Excerpt:

Northwest Conference champion
- Conference: Northwest Conference, Pacific Coast Conference
- Record: 5–2–1 (4–0–1 Northwest, 4–2 PCC)
- Head coach: Robert L. Mathews (3rd season);
- Home stadium: MacLean Field

= 1924 Idaho Vandals football team =

American college football season

The 1924 Idaho Vandals football team represented the University of Idaho as a member of the Northwest Conference and the Pacific Coast Conference (PCC) during the 1924 college football season. Led by third-year head coach Robert L. Mathews, the Vandals compiled an overall record of 5–2–1. Idaho had a record of 4–0–1 in Northwest Conference play, sharing the conference title with Gonzaga, and 4–2 against PCC opponents, tying for fourth place. The team played home games on campus, at MacLean Field in Moscow, Idaho.

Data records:

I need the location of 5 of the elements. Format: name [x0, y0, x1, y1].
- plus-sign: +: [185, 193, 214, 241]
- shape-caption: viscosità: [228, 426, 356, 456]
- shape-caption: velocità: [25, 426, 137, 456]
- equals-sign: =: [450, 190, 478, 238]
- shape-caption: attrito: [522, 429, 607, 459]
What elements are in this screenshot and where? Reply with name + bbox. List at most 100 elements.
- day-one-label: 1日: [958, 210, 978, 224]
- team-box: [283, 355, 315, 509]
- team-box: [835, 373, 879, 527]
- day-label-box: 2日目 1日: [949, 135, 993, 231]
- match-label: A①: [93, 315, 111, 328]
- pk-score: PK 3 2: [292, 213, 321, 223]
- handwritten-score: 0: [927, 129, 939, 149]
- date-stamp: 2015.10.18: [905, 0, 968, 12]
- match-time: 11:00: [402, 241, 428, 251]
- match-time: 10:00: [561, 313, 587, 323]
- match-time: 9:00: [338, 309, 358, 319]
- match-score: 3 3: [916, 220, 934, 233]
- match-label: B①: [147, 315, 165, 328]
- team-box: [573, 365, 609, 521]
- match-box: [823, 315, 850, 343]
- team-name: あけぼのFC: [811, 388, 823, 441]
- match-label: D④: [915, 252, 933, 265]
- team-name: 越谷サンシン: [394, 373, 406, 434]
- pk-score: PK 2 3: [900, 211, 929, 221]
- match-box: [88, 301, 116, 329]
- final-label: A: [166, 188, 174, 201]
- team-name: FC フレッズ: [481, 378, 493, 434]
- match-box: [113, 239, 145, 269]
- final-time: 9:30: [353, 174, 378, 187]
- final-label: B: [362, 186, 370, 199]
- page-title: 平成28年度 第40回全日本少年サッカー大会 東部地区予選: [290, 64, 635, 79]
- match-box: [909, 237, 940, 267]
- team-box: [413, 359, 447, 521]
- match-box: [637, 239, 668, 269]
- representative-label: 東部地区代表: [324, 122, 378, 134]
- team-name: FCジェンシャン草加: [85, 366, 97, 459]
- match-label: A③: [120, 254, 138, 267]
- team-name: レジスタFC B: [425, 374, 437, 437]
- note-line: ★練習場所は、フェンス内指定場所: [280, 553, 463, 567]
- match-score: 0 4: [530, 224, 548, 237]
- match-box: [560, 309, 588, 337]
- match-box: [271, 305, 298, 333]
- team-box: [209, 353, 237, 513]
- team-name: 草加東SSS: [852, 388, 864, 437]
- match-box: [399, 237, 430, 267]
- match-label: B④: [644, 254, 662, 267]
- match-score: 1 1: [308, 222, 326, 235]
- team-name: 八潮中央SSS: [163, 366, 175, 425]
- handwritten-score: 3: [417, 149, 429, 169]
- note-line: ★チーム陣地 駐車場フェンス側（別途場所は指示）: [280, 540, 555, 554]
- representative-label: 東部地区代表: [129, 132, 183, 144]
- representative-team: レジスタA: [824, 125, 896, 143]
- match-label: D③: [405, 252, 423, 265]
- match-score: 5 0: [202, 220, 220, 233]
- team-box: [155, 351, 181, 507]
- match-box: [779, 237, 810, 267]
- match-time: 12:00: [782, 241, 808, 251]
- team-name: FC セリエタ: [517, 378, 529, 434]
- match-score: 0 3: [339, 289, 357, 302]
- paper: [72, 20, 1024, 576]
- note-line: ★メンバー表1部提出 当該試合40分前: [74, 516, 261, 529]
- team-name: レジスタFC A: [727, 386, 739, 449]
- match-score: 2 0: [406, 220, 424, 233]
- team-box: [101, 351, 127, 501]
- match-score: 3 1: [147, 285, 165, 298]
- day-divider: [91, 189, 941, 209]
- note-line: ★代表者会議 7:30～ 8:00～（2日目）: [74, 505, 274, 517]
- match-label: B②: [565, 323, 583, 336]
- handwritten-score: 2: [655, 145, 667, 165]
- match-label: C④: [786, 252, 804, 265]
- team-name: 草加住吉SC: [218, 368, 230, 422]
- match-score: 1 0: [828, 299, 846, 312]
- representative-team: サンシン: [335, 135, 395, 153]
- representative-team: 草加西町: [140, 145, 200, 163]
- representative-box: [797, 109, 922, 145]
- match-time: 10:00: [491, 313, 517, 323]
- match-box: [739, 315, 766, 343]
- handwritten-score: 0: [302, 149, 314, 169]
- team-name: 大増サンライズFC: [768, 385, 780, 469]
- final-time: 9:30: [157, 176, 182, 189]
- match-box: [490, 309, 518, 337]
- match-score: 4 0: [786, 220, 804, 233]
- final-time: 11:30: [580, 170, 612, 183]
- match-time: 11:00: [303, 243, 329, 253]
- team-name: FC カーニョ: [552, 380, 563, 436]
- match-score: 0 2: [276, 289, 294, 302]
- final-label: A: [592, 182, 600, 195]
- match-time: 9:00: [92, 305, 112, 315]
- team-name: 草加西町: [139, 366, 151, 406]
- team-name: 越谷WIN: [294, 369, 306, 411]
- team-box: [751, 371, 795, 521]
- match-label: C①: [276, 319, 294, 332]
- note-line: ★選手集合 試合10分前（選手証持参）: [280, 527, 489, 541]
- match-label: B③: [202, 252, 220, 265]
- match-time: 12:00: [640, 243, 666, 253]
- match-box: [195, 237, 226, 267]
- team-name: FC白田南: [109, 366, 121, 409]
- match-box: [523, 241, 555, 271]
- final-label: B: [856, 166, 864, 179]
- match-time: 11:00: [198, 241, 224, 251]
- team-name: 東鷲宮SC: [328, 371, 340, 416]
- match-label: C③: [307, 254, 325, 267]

Written problem:
Answer these questions from the 1924 Idaho Vandals excerpt:
(a) Who was the head coach, and in which season of his tenure?
(b) Which team shared the Northwest Conference title with Idaho?
(c) In which city was the home field located?
The rows play no part in this work.

Problem solution:
(a) Robert L. Mathews, in his third season.
(b) Gonzaga.
(c) Moscow, Idaho.